◆ What is expected ◆
Write out each record below exactly as it appears, with no pictures.

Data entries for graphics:
'''

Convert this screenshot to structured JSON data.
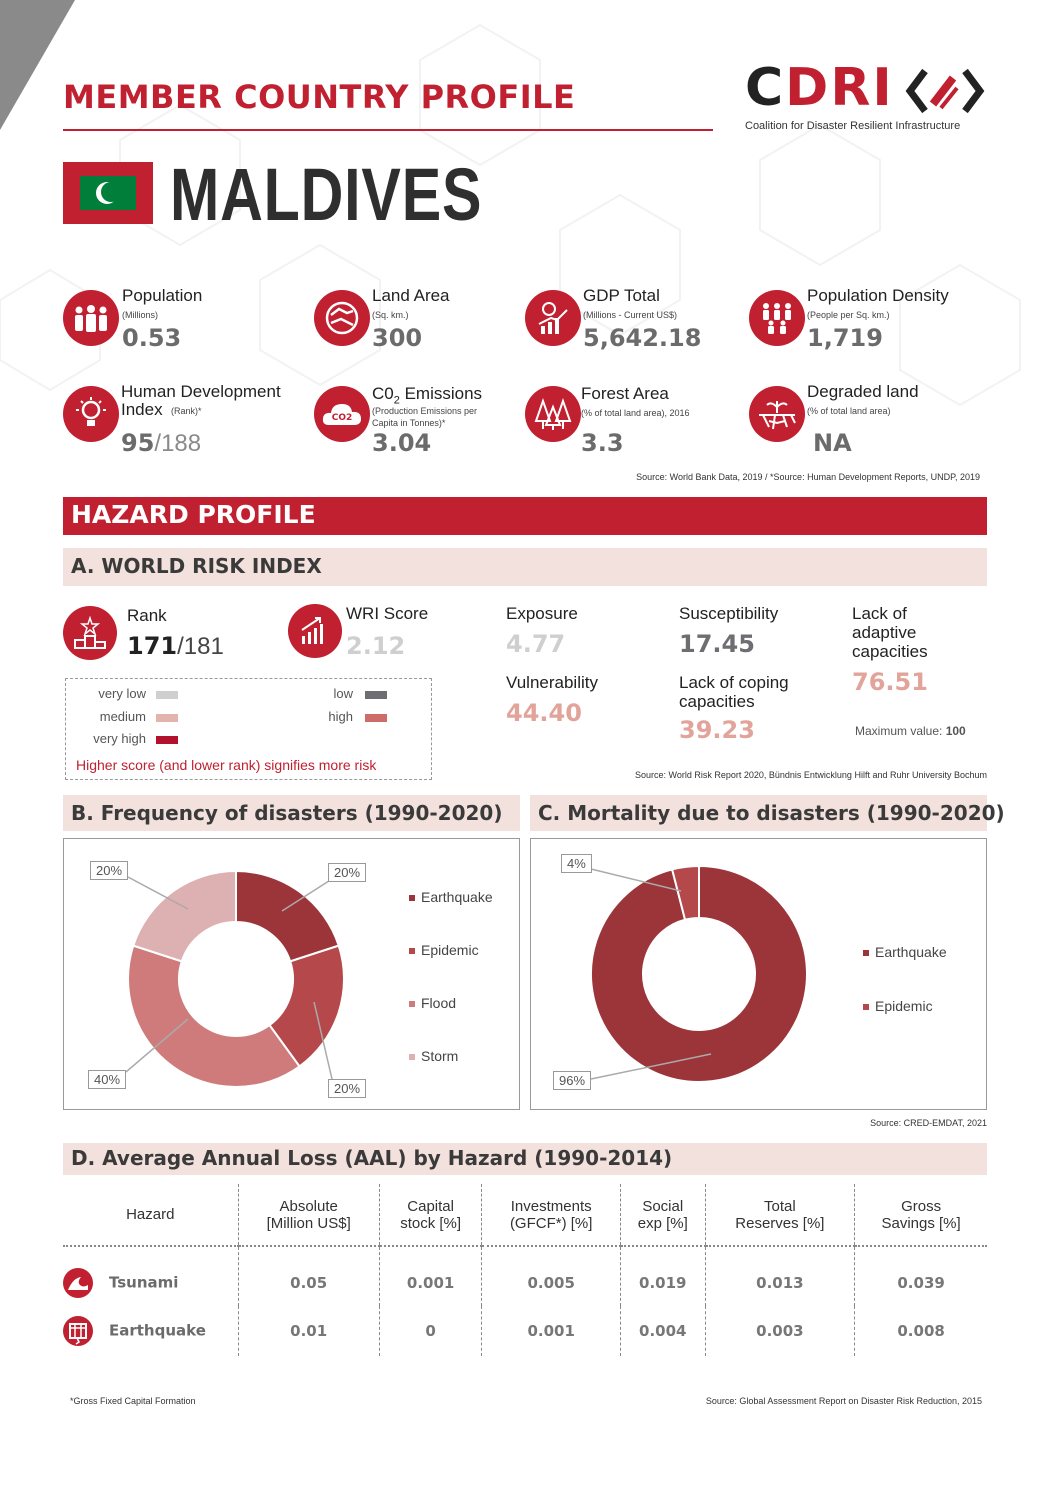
{
  "header": {
    "title": "MEMBER COUNTRY PROFILE",
    "logo_c": "C",
    "logo_dri": "DRI",
    "logo_subtitle": "Coalition for Disaster Resilient Infrastructure",
    "country": "MALDIVES"
  },
  "stats": {
    "population": {
      "label": "Population",
      "unit": "(Millions)",
      "value": "0.53"
    },
    "land_area": {
      "label": "Land Area",
      "unit": "(Sq. km.)",
      "value": "300"
    },
    "gdp": {
      "label": "GDP Total",
      "unit": "(Millions - Current US$)",
      "value": "5,642.18"
    },
    "density": {
      "label": "Population Density",
      "unit": "(People per Sq. km.)",
      "value": "1,719"
    },
    "hdi": {
      "label_line1": "Human Development",
      "label_line2": "Index",
      "unit": "(Rank)*",
      "value": "95",
      "value_total": "/188"
    },
    "co2": {
      "label": "C0",
      "label_sub": "2",
      "label_rest": " Emissions",
      "unit_line1": "(Production Emissions per",
      "unit_line2": "Capita in Tonnes)*",
      "value": "3.04",
      "icon_text": "CO2"
    },
    "forest": {
      "label": "Forest Area",
      "unit": "(% of total land area), 2016",
      "value": "3.3"
    },
    "degraded": {
      "label": "Degraded land",
      "unit": "(% of total land area)",
      "value": "NA"
    },
    "source": "Source: World Bank Data, 2019 / *Source: Human Development Reports, UNDP, 2019"
  },
  "hazard": {
    "title": "HAZARD PROFILE",
    "wri": {
      "title": "A. WORLD RISK INDEX",
      "rank_label": "Rank",
      "rank_value": "171",
      "rank_total": "/181",
      "score_label": "WRI Score",
      "score_value": "2.12",
      "exposure_label": "Exposure",
      "exposure_value": "4.77",
      "susceptibility_label": "Susceptibility",
      "susceptibility_value": "17.45",
      "adaptive_line1": "Lack of",
      "adaptive_line2": "adaptive",
      "adaptive_line3": "capacities",
      "adaptive_value": "76.51",
      "vulnerability_label": "Vulnerability",
      "vulnerability_value": "44.40",
      "coping_line1": "Lack of coping",
      "coping_line2": "capacities",
      "coping_value": "39.23",
      "max_label": "Maximum value: ",
      "max_value": "100",
      "legend": {
        "very_low": "very low",
        "low": "low",
        "medium": "medium",
        "high": "high",
        "very_high": "very high",
        "note": "Higher score (and lower rank) signifies more risk"
      },
      "colors": {
        "very_low": "#cfcfcf",
        "low": "#6e6e72",
        "medium": "#e2b4ad",
        "high": "#cd6d6a",
        "very_high": "#b3122d"
      },
      "source": "Source: World Risk Report 2020, Bündnis Entwicklung Hilft and Ruhr University Bochum"
    },
    "frequency_title": "B.  Frequency of disasters (1990-2020)",
    "mortality_title": "C.  Mortality due to disasters (1990-2020)",
    "charts_source": "Source: CRED-EMDAT, 2021"
  },
  "chart_data": [
    {
      "type": "pie",
      "title": "B.  Frequency of disasters (1990-2020)",
      "categories": [
        "Earthquake",
        "Epidemic",
        "Flood",
        "Storm"
      ],
      "values": [
        20,
        20,
        40,
        20
      ],
      "labels": [
        "20%",
        "20%",
        "40%",
        "20%"
      ],
      "colors": [
        "#9c353a",
        "#b5484a",
        "#cf7b7b",
        "#ddb1b1"
      ],
      "legend": "right"
    },
    {
      "type": "pie",
      "title": "C.  Mortality due to disasters (1990-2020)",
      "categories": [
        "Earthquake",
        "Epidemic"
      ],
      "values": [
        96,
        4
      ],
      "labels": [
        "96%",
        "4%"
      ],
      "colors": [
        "#9c353a",
        "#b5484a"
      ],
      "legend": "right"
    }
  ],
  "aal": {
    "title": "D.  Average Annual Loss (AAL) by Hazard (1990-2014)",
    "headers": [
      [
        "Hazard",
        ""
      ],
      [
        "Absolute",
        "[Million US$]"
      ],
      [
        "Capital",
        "stock [%]"
      ],
      [
        "Investments",
        "(GFCF*) [%]"
      ],
      [
        "Social",
        "exp [%]"
      ],
      [
        "Total",
        "Reserves [%]"
      ],
      [
        "Gross",
        "Savings [%]"
      ]
    ],
    "rows": [
      [
        "Tsunami",
        "0.05",
        "0.001",
        "0.005",
        "0.019",
        "0.013",
        "0.039"
      ],
      [
        "Earthquake",
        "0.01",
        "0",
        "0.001",
        "0.004",
        "0.003",
        "0.008"
      ]
    ],
    "footnote": "*Gross Fixed Capital Formation",
    "source": "Source: Global Assessment Report on Disaster Risk Reduction, 2015"
  }
}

'''

◆ Response for this exercise ◆
Convert this screenshot to structured JSON data.
{
  "header": {
    "title": "MEMBER COUNTRY PROFILE",
    "logo_c": "C",
    "logo_dri": "DRI",
    "logo_subtitle": "Coalition for Disaster Resilient Infrastructure",
    "country": "MALDIVES"
  },
  "stats": {
    "population": {
      "label": "Population",
      "unit": "(Millions)",
      "value": "0.53"
    },
    "land_area": {
      "label": "Land Area",
      "unit": "(Sq. km.)",
      "value": "300"
    },
    "gdp": {
      "label": "GDP Total",
      "unit": "(Millions - Current US$)",
      "value": "5,642.18"
    },
    "density": {
      "label": "Population Density",
      "unit": "(People per Sq. km.)",
      "value": "1,719"
    },
    "hdi": {
      "label_line1": "Human Development",
      "label_line2": "Index",
      "unit": "(Rank)*",
      "value": "95",
      "value_total": "/188"
    },
    "co2": {
      "label": "C0",
      "label_sub": "2",
      "label_rest": " Emissions",
      "unit_line1": "(Production Emissions per",
      "unit_line2": "Capita in Tonnes)*",
      "value": "3.04",
      "icon_text": "CO2"
    },
    "forest": {
      "label": "Forest Area",
      "unit": "(% of total land area), 2016",
      "value": "3.3"
    },
    "degraded": {
      "label": "Degraded land",
      "unit": "(% of total land area)",
      "value": "NA"
    },
    "source": "Source: World Bank Data, 2019 / *Source: Human Development Reports, UNDP, 2019"
  },
  "hazard": {
    "title": "HAZARD PROFILE",
    "wri": {
      "title": "A. WORLD RISK INDEX",
      "rank_label": "Rank",
      "rank_value": "171",
      "rank_total": "/181",
      "score_label": "WRI Score",
      "score_value": "2.12",
      "exposure_label": "Exposure",
      "exposure_value": "4.77",
      "susceptibility_label": "Susceptibility",
      "susceptibility_value": "17.45",
      "adaptive_line1": "Lack of",
      "adaptive_line2": "adaptive",
      "adaptive_line3": "capacities",
      "adaptive_value": "76.51",
      "vulnerability_label": "Vulnerability",
      "vulnerability_value": "44.40",
      "coping_line1": "Lack of coping",
      "coping_line2": "capacities",
      "coping_value": "39.23",
      "max_label": "Maximum value: ",
      "max_value": "100",
      "legend": {
        "very_low": "very low",
        "low": "low",
        "medium": "medium",
        "high": "high",
        "very_high": "very high",
        "note": "Higher score (and lower rank) signifies more risk"
      },
      "colors": {
        "very_low": "#cfcfcf",
        "low": "#6e6e72",
        "medium": "#e2b4ad",
        "high": "#cd6d6a",
        "very_high": "#b3122d"
      },
      "source": "Source: World Risk Report 2020, Bündnis Entwicklung Hilft and Ruhr University Bochum"
    },
    "frequency_title": "B.  Frequency of disasters (1990-2020)",
    "mortality_title": "C.  Mortality due to disasters (1990-2020)",
    "charts_source": "Source: CRED-EMDAT, 2021"
  },
  "chart_data": [
    {
      "type": "pie",
      "title": "B.  Frequency of disasters (1990-2020)",
      "categories": [
        "Earthquake",
        "Epidemic",
        "Flood",
        "Storm"
      ],
      "values": [
        20,
        20,
        40,
        20
      ],
      "labels": [
        "20%",
        "20%",
        "40%",
        "20%"
      ],
      "colors": [
        "#9c353a",
        "#b5484a",
        "#cf7b7b",
        "#ddb1b1"
      ],
      "legend": "right"
    },
    {
      "type": "pie",
      "title": "C.  Mortality due to disasters (1990-2020)",
      "categories": [
        "Earthquake",
        "Epidemic"
      ],
      "values": [
        96,
        4
      ],
      "labels": [
        "96%",
        "4%"
      ],
      "colors": [
        "#9c353a",
        "#b5484a"
      ],
      "legend": "right"
    }
  ],
  "aal": {
    "title": "D.  Average Annual Loss (AAL) by Hazard (1990-2014)",
    "headers": [
      [
        "Hazard",
        ""
      ],
      [
        "Absolute",
        "[Million US$]"
      ],
      [
        "Capital",
        "stock [%]"
      ],
      [
        "Investments",
        "(GFCF*) [%]"
      ],
      [
        "Social",
        "exp [%]"
      ],
      [
        "Total",
        "Reserves [%]"
      ],
      [
        "Gross",
        "Savings [%]"
      ]
    ],
    "rows": [
      [
        "Tsunami",
        "0.05",
        "0.001",
        "0.005",
        "0.019",
        "0.013",
        "0.039"
      ],
      [
        "Earthquake",
        "0.01",
        "0",
        "0.001",
        "0.004",
        "0.003",
        "0.008"
      ]
    ],
    "footnote": "*Gross Fixed Capital Formation",
    "source": "Source: Global Assessment Report on Disaster Risk Reduction, 2015"
  }
}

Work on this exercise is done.